▶ **Challenge**
Write out every line below that includes the word "Sanitaire".

[Data entries]
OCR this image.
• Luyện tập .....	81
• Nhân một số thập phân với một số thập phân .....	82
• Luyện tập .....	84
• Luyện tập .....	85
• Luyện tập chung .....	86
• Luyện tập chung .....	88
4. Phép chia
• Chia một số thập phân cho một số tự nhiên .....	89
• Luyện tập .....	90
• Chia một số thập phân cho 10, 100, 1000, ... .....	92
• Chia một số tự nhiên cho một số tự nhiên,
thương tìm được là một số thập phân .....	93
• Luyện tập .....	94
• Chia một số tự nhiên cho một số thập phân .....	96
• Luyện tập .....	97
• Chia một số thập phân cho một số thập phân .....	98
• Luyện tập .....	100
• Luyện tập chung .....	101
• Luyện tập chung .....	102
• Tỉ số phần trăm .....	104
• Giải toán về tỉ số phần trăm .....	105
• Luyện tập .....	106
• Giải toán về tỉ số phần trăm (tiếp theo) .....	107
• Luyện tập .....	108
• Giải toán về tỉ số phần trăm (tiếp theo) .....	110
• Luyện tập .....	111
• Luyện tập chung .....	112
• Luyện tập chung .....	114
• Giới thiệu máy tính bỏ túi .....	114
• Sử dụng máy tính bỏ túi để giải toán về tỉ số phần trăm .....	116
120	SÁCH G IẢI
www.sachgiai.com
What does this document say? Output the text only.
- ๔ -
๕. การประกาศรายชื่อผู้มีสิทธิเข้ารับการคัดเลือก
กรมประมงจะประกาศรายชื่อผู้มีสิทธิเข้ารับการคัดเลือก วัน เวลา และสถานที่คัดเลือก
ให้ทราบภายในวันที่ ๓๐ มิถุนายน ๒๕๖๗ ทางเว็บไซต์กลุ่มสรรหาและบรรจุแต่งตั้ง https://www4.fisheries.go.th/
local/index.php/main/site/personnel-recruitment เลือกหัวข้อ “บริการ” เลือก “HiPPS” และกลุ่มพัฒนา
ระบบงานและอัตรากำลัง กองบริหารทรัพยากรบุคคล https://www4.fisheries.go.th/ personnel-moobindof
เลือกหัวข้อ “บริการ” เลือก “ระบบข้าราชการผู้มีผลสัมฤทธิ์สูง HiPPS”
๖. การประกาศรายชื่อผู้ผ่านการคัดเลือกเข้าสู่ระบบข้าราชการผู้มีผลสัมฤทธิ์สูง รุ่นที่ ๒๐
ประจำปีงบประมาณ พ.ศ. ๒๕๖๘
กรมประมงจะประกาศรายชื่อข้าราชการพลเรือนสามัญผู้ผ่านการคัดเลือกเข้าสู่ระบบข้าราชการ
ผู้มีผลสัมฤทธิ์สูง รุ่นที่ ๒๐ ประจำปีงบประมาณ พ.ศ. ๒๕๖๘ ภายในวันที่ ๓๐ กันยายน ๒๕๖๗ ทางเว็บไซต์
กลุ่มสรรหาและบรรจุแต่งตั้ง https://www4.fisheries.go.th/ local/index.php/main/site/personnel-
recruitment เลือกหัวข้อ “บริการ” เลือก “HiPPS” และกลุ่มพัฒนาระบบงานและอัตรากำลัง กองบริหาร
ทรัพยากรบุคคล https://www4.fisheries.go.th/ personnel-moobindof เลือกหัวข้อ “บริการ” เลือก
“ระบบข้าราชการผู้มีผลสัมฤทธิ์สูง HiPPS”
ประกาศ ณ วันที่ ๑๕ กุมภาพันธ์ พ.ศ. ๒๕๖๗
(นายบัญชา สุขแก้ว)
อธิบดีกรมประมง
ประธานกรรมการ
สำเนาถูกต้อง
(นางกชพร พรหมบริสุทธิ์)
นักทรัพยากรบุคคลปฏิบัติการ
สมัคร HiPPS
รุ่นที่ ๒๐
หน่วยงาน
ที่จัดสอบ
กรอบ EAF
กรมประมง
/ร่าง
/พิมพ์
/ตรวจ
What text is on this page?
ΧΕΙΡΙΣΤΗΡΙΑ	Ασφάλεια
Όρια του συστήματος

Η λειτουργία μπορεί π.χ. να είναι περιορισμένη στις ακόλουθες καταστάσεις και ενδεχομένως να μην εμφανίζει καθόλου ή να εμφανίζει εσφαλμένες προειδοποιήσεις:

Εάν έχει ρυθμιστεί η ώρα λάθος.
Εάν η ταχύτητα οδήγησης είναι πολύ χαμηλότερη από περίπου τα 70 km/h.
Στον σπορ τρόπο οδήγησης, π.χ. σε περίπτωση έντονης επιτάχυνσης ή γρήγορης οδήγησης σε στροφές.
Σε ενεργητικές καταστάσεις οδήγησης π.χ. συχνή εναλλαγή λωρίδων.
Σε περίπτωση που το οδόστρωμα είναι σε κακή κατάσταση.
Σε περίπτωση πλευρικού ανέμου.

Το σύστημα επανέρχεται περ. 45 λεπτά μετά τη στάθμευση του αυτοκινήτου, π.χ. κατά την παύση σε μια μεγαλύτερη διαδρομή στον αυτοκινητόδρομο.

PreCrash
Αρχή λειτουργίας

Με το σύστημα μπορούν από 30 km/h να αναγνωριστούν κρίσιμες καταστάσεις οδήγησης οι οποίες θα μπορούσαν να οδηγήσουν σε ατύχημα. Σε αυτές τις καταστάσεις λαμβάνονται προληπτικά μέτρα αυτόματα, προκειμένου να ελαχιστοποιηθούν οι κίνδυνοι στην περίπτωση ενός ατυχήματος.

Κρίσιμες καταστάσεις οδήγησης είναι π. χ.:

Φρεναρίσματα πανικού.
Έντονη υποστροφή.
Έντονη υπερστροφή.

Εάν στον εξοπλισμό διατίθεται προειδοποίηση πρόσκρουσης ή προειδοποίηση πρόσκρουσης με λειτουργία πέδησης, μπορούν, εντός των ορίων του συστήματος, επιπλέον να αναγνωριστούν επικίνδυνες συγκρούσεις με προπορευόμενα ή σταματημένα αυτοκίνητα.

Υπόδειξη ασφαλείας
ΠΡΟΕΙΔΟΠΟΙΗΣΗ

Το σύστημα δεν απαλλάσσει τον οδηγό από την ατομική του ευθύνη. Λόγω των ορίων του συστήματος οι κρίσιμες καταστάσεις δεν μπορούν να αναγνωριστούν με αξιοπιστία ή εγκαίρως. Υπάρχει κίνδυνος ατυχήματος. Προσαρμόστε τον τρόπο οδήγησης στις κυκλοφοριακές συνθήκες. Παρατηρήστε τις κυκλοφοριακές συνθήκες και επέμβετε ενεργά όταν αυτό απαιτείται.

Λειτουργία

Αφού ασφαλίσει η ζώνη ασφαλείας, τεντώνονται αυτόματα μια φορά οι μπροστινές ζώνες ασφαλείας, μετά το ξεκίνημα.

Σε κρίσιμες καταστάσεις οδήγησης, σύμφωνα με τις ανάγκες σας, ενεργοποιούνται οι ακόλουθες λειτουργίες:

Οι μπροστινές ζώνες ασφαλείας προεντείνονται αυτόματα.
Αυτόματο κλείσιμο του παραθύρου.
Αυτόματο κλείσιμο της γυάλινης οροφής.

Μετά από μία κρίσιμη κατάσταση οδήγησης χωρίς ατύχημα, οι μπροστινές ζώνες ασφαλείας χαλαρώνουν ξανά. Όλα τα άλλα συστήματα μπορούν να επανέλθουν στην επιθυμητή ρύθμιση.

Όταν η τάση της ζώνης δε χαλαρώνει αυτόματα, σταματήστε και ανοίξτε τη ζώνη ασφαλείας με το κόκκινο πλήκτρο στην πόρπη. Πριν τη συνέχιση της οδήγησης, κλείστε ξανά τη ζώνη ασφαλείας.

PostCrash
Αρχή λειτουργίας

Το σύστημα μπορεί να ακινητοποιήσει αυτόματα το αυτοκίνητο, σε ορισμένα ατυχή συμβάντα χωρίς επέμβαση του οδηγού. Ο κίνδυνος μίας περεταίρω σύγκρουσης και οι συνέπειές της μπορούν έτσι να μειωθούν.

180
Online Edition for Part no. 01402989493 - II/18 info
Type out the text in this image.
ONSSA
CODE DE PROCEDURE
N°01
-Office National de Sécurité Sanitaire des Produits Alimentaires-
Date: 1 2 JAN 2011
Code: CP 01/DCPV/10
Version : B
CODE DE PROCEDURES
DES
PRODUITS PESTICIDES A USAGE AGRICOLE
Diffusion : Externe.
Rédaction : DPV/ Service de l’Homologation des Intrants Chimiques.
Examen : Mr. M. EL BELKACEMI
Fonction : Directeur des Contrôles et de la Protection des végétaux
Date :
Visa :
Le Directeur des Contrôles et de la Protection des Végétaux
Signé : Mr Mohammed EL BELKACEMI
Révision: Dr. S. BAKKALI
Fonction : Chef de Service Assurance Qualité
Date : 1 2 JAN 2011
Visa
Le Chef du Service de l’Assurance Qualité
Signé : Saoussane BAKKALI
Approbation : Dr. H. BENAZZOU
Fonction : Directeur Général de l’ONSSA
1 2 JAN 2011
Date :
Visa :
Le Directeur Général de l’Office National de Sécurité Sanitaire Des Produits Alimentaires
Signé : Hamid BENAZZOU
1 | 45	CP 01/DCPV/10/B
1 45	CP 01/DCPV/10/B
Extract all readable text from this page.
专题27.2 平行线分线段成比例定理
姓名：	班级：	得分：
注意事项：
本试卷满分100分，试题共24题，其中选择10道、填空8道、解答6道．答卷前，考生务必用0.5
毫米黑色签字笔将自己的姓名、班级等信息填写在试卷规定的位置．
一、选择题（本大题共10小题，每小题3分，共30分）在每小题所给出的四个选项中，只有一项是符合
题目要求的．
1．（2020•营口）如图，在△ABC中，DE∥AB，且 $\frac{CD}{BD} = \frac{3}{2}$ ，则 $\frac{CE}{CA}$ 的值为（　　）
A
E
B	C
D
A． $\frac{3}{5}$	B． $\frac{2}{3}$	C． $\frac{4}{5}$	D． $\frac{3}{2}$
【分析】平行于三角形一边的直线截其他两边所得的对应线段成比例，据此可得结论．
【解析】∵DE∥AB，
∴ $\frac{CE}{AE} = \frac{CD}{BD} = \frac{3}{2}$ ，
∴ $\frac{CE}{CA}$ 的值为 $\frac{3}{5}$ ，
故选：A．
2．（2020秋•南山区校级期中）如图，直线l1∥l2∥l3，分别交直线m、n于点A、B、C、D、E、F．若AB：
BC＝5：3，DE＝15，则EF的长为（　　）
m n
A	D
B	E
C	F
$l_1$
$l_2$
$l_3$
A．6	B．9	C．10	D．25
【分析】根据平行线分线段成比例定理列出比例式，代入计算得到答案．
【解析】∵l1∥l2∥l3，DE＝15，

▶ **Expected answer**
-Office National de Sécurité Sanitaire des Produits Alimentaires-
Le Directeur Général de l’Office National de Sécurité Sanitaire Des Produits Alimentaires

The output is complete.